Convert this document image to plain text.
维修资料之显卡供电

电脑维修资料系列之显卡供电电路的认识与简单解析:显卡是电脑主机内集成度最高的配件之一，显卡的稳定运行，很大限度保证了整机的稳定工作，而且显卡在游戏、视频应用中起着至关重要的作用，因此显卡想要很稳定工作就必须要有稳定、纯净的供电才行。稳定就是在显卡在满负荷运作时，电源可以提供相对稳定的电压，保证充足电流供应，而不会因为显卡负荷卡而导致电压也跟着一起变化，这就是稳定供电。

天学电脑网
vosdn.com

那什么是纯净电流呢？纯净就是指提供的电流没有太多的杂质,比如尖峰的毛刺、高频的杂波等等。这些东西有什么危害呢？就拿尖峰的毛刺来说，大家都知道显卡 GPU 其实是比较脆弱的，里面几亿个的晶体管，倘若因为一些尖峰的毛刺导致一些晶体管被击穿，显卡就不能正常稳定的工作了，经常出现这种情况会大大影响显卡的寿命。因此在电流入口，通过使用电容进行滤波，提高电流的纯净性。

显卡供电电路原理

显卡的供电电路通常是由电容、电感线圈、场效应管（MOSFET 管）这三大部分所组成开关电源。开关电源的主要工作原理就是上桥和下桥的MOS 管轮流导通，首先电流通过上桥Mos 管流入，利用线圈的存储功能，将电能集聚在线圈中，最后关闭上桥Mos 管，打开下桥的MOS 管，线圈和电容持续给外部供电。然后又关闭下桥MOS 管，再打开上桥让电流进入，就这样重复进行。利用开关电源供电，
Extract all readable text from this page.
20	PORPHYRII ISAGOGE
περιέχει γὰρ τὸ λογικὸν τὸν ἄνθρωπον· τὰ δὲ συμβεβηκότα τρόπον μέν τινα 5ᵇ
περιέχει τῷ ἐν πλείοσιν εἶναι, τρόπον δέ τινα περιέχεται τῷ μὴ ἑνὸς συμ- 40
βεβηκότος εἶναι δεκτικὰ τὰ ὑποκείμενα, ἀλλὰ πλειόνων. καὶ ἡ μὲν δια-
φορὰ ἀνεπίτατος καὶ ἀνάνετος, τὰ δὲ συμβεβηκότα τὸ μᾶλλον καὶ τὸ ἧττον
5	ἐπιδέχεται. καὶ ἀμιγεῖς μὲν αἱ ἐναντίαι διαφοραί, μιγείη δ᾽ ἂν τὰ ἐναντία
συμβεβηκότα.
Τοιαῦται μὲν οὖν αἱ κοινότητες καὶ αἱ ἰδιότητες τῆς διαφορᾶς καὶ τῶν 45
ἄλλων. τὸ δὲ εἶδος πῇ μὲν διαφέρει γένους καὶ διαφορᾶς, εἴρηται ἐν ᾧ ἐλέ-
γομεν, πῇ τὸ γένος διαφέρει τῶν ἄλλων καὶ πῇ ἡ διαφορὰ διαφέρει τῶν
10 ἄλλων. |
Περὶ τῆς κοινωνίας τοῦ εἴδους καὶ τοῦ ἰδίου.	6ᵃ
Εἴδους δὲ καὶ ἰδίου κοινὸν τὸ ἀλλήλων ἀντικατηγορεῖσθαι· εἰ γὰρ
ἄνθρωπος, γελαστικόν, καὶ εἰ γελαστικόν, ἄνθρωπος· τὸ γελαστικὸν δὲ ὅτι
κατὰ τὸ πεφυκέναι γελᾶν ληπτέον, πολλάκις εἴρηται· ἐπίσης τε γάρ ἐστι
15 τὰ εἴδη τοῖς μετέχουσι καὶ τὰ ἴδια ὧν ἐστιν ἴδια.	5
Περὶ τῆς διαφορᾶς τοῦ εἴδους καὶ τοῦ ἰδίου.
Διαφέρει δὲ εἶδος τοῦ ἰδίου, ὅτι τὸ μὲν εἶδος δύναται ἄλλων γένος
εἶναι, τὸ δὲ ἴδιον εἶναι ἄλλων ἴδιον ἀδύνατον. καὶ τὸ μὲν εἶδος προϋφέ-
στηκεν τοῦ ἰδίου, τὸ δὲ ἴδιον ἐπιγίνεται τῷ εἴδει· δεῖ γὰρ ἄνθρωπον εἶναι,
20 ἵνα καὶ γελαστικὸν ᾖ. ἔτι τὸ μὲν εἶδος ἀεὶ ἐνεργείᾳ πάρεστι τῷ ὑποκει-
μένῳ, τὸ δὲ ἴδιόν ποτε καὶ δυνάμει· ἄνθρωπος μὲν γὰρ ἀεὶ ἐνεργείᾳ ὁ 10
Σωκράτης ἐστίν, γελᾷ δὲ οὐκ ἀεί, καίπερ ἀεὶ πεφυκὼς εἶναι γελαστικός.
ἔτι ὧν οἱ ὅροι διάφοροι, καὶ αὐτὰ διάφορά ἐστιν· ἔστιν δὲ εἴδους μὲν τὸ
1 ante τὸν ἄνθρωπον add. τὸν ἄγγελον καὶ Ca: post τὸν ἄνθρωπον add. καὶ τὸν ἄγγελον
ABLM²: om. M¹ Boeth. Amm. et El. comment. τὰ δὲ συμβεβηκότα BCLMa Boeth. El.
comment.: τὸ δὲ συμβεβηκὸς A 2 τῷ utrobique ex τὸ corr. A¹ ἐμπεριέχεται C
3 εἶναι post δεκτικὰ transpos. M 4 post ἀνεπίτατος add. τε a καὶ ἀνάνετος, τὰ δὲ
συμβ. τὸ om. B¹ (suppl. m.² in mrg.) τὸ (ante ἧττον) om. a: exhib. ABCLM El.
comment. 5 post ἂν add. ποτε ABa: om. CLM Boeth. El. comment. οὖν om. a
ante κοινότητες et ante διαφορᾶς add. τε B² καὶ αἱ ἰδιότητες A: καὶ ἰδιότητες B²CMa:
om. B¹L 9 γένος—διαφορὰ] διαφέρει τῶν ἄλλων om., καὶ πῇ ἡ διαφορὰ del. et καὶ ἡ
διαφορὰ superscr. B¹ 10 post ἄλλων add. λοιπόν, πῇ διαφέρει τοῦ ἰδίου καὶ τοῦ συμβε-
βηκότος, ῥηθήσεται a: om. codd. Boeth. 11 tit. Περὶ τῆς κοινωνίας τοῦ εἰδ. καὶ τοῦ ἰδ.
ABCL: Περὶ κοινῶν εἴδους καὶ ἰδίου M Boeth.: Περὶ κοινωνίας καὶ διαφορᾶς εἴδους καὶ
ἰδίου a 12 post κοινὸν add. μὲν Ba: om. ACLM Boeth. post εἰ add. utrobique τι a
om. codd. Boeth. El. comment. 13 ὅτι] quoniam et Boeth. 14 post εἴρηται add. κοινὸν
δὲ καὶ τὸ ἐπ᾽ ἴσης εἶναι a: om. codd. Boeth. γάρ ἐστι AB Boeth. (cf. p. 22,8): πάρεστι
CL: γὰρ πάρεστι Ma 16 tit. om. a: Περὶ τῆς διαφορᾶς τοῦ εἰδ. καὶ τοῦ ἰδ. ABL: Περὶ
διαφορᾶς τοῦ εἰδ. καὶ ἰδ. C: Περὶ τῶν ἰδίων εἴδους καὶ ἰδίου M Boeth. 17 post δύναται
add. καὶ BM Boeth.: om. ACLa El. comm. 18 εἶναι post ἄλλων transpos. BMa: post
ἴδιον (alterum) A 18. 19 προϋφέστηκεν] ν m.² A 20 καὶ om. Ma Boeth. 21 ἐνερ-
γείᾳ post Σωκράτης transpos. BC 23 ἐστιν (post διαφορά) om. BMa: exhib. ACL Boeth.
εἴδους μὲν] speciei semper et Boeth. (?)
..........
Request:
Return each full line of the entries that contains the word "codd".

Problem solution:
βηκότος, ῥηθήσεται a: om. codd. Boeth. 11 tit. Περὶ τῆς κοινωνίας τοῦ εἰδ. καὶ τοῦ ἰδ.
om. codd. Boeth. El. comment. 13 ὅτι] quoniam et Boeth. 14 post εἴρηται add. κοινὸν
δὲ καὶ τὸ ἐπ᾽ ἴσης εἶναι a: om. codd. Boeth. γάρ ἐστι AB Boeth. (cf. p. 22,8): πάρεστι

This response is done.